PROBLEM STATEMENT:
The entries need to be copied exactly.
━━ SOURCE MATERIAL ━━
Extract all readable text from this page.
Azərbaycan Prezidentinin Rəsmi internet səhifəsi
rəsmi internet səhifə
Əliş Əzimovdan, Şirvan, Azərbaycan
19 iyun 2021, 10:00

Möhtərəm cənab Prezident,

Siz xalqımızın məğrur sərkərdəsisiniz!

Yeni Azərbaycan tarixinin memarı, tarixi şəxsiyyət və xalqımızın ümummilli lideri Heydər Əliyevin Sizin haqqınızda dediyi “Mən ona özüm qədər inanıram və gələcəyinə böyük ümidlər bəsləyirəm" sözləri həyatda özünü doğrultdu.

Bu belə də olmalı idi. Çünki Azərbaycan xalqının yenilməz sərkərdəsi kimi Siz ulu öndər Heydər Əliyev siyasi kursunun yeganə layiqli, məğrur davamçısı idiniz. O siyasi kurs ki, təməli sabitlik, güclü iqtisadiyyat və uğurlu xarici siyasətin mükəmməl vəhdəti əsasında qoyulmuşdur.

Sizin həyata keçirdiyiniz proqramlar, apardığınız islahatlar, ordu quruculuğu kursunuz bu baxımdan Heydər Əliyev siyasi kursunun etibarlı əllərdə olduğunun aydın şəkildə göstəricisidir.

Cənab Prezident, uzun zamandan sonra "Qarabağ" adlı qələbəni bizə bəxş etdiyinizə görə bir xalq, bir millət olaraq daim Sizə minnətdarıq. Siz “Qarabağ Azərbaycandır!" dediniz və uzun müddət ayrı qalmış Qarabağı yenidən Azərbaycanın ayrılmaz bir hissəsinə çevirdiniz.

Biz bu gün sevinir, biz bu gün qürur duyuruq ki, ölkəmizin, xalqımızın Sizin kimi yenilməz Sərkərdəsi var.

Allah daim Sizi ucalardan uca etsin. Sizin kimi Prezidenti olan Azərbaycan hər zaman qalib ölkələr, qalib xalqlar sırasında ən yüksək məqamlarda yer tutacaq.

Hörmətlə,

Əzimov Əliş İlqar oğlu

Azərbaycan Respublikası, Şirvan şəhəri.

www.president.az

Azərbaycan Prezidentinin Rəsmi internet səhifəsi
━━━
TASK ANSWER:
Extract all readable text from this page.
Azərbaycan Prezidentinin Rəsmi internet səhifəsi
rəsmi internet səhifə
Əliş Əzimovdan, Şirvan, Azərbaycan
19 iyun 2021, 10:00

Möhtərəm cənab Prezident,

Siz xalqımızın məğrur sərkərdəsisiniz!

Yeni Azərbaycan tarixinin memarı, tarixi şəxsiyyət və xalqımızın ümummilli lideri Heydər Əliyevin Sizin haqqınızda dediyi “Mən ona özüm qədər inanıram və gələcəyinə böyük ümidlər bəsləyirəm" sözləri həyatda özünü doğrultdu.

Bu belə də olmalı idi. Çünki Azərbaycan xalqının yenilməz sərkərdəsi kimi Siz ulu öndər Heydər Əliyev siyasi kursunun yeganə layiqli, məğrur davamçısı idiniz. O siyasi kurs ki, təməli sabitlik, güclü iqtisadiyyat və uğurlu xarici siyasətin mükəmməl vəhdəti əsasında qoyulmuşdur.

Sizin həyata keçirdiyiniz proqramlar, apardığınız islahatlar, ordu quruculuğu kursunuz bu baxımdan Heydər Əliyev siyasi kursunun etibarlı əllərdə olduğunun aydın şəkildə göstəricisidir.

Cənab Prezident, uzun zamandan sonra "Qarabağ" adlı qələbəni bizə bəxş etdiyinizə görə bir xalq, bir millət olaraq daim Sizə minnətdarıq. Siz “Qarabağ Azərbaycandır!" dediniz və uzun müddət ayrı qalmış Qarabağı yenidən Azərbaycanın ayrılmaz bir hissəsinə çevirdiniz.

Biz bu gün sevinir, biz bu gün qürur duyuruq ki, ölkəmizin, xalqımızın Sizin kimi yenilməz Sərkərdəsi var.

Allah daim Sizi ucalardan uca etsin. Sizin kimi Prezidenti olan Azərbaycan hər zaman qalib ölkələr, qalib xalqlar sırasında ən yüksək məqamlarda yer tutacaq.

Hörmətlə,

Əzimov Əliş İlqar oğlu

Azərbaycan Respublikası, Şirvan şəhəri.

www.president.az

Azərbaycan Prezidentinin Rəsmi internet səhifəsi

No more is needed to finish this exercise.